▶ [Exercise task]
Repeat the data below exactly, dropping any pictures it holds.

▶ [Stored dataset items]
##############################
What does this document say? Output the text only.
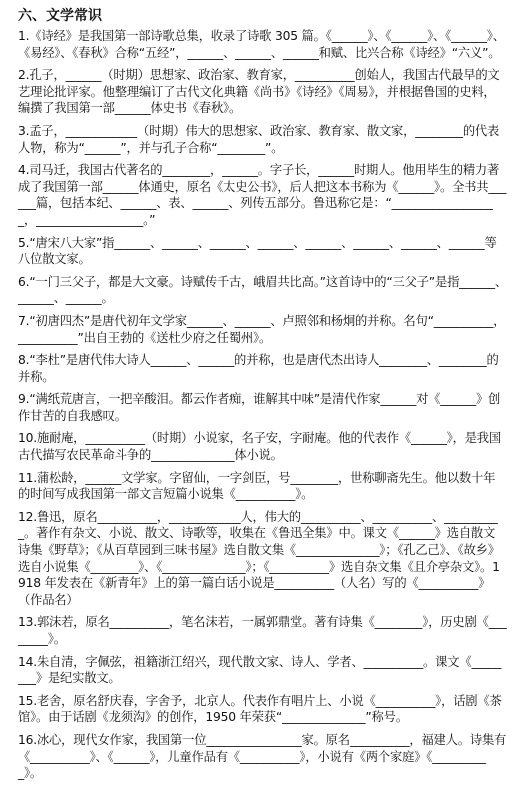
六、文学常识

1.《诗经》是我国第一部诗歌总集，收录了诗歌 305 篇。《______》、《______》、《______》、《易经》、《春秋》合称“五经”，______、______、______和赋、比兴合称《诗经》“六义”。

2.孔子，______（时期）思想家、政治家、教育家，__________创始人，我国古代最早的文艺理论批评家。他整理编订了古代文化典籍《尚书》《诗经》《周易》，并根据鲁国的史料，编撰了我国第一部______体史书《春秋》。

3.孟子，____________（时期）伟大的思想家、政治家、教育家、散文家，________的代表人物，称为“______”，并与孔子合称“________”。

4.司马迁，我国古代著名的________，______。字子长，______时期人。他用毕生的精力著成了我国第一部______体通史，原名《太史公书》，后人把这本书称为《______》。全书共______篇，包括本纪、______、表、______、列传五部分。鲁迅称它是：“__________________，__________________。”

5.“唐宋八大家”指______、______、______、______、______、______、______、______等八位散文家。

6.“一门三父子，都是大文豪。诗赋传千古，峨眉共比高。”这首诗中的“三父子”是指______、______、______。

7.“初唐四杰”是唐代初年文学家______、______、卢照邻和杨炯的并称。名句“__________，__________”出自王勃的《送杜少府之任蜀州》。

8.“李杜”是唐代伟大诗人______、______的并称，也是唐代杰出诗人________、________的并称。

9.“满纸荒唐言，一把辛酸泪。都云作者痴，谁解其中味”是清代作家______对《______》创作甘苦的自我感叹。

10.施耐庵，__________（时期）小说家，名子安，字耐庵。他的代表作《______》，是我国古代描写农民革命斗争的______________体小说。

11.蒲松龄，______文学家。字留仙，一字剑臣，号________，世称聊斋先生。他以数十年的时间写成我国第一部文言短篇小说集《__________》。

12.鲁迅，原名__________，____________人，伟大的__________、__________、__________。著作有杂文、小说、散文、诗歌等，收集在《鲁迅全集》中。课文《______》选自散文诗集《野草》；《从百草园到三味书屋》选自散文集《______________》；《孔乙己》、《故乡》选自小说集《________》、《______________》；《__________》选自杂文集《且介亭杂文》。1918 年发表在《新青年》上的第一篇白话小说是__________（人名）写的《__________》（作品名）

13.郭沫若，原名__________，笔名沫若，一属郭鼎堂。著有诗集《________》，历史剧《________》。

14.朱自清，字佩弦，祖籍浙江绍兴，现代散文家、诗人、学者、__________。课文《________》是纪实散文。

15.老舍，原名舒庆春，字舍予，北京人。代表作有唱片上、小说《__________》，话剧《茶馆》。由于话剧《龙须沟》的创作，1950 年荣获“______________”称号。

16.冰心，现代女作家，我国第一位________________家。原名__________，福建人。诗集有《__________》、《______》，儿童作品有《__________》，小说有《两个家庭》《__________》。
##############################
▶ [Response]
What does this document say? Output the text only.
六、文学常识

1.《诗经》是我国第一部诗歌总集，收录了诗歌 305 篇。《______》、《______》、《______》、《易经》、《春秋》合称“五经”，______、______、______和赋、比兴合称《诗经》“六义”。

2.孔子，______（时期）思想家、政治家、教育家，__________创始人，我国古代最早的文艺理论批评家。他整理编订了古代文化典籍《尚书》《诗经》《周易》，并根据鲁国的史料，编撰了我国第一部______体史书《春秋》。

3.孟子，____________（时期）伟大的思想家、政治家、教育家、散文家，________的代表人物，称为“______”，并与孔子合称“________”。

4.司马迁，我国古代著名的________，______。字子长，______时期人。他用毕生的精力著成了我国第一部______体通史，原名《太史公书》，后人把这本书称为《______》。全书共______篇，包括本纪、______、表、______、列传五部分。鲁迅称它是：“__________________，__________________。”

5.“唐宋八大家”指______、______、______、______、______、______、______、______等八位散文家。

6.“一门三父子，都是大文豪。诗赋传千古，峨眉共比高。”这首诗中的“三父子”是指______、______、______。

7.“初唐四杰”是唐代初年文学家______、______、卢照邻和杨炯的并称。名句“__________，__________”出自王勃的《送杜少府之任蜀州》。

8.“李杜”是唐代伟大诗人______、______的并称，也是唐代杰出诗人________、________的并称。

9.“满纸荒唐言，一把辛酸泪。都云作者痴，谁解其中味”是清代作家______对《______》创作甘苦的自我感叹。

10.施耐庵，__________（时期）小说家，名子安，字耐庵。他的代表作《______》，是我国古代描写农民革命斗争的______________体小说。

11.蒲松龄，______文学家。字留仙，一字剑臣，号________，世称聊斋先生。他以数十年的时间写成我国第一部文言短篇小说集《__________》。

12.鲁迅，原名__________，____________人，伟大的__________、__________、__________。著作有杂文、小说、散文、诗歌等，收集在《鲁迅全集》中。课文《______》选自散文诗集《野草》；《从百草园到三味书屋》选自散文集《______________》；《孔乙己》、《故乡》选自小说集《________》、《______________》；《__________》选自杂文集《且介亭杂文》。1918 年发表在《新青年》上的第一篇白话小说是__________（人名）写的《__________》（作品名）

13.郭沫若，原名__________，笔名沫若，一属郭鼎堂。著有诗集《________》，历史剧《________》。

14.朱自清，字佩弦，祖籍浙江绍兴，现代散文家、诗人、学者、__________。课文《________》是纪实散文。

15.老舍，原名舒庆春，字舍予，北京人。代表作有唱片上、小说《__________》，话剧《茶馆》。由于话剧《龙须沟》的创作，1950 年荣获“______________”称号。

16.冰心，现代女作家，我国第一位________________家。原名__________，福建人。诗集有《__________》、《______》，儿童作品有《__________》，小说有《两个家庭》《__________》。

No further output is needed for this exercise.